[Bounding box entries]
....
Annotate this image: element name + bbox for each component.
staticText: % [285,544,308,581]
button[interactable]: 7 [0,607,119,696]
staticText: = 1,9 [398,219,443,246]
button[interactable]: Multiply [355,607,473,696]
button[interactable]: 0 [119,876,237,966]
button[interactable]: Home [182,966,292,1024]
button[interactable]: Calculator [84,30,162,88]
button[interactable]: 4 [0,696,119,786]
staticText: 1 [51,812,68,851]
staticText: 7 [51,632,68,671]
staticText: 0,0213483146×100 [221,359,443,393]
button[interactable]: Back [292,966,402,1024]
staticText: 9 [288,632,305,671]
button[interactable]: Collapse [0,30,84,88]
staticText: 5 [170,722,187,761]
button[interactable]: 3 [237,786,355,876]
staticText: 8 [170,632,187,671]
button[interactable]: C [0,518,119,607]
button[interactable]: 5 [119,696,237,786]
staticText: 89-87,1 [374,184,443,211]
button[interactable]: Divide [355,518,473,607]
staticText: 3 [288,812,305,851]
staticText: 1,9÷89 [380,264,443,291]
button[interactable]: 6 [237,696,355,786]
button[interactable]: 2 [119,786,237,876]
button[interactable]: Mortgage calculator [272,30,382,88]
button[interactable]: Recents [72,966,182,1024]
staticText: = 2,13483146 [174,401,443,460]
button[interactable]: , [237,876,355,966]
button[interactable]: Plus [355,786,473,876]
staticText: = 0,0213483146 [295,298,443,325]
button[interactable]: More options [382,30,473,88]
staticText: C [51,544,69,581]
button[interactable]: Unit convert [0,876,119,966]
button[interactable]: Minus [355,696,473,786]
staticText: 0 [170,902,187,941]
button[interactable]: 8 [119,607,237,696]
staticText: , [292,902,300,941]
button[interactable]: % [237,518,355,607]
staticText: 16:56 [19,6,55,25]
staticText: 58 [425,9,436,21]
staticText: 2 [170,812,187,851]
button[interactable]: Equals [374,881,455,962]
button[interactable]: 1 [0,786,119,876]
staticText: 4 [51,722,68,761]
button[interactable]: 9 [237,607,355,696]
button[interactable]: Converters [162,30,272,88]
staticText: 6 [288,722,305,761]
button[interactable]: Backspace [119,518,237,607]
....
WHAT THE TASK ASKS:
Swap "Multiply" for "Times" in the records, starting at the first line and ending at the line containing "button[interactable]: 0 [119,876,237,966]", and write out only those lines with nothing else changed.

WORKED ANSWER:
Annotate this image: element name + bbox for each component.
staticText: % [285,544,308,581]
button[interactable]: 7 [0,607,119,696]
staticText: = 1,9 [398,219,443,246]
button[interactable]: Times [355,607,473,696]
button[interactable]: 0 [119,876,237,966]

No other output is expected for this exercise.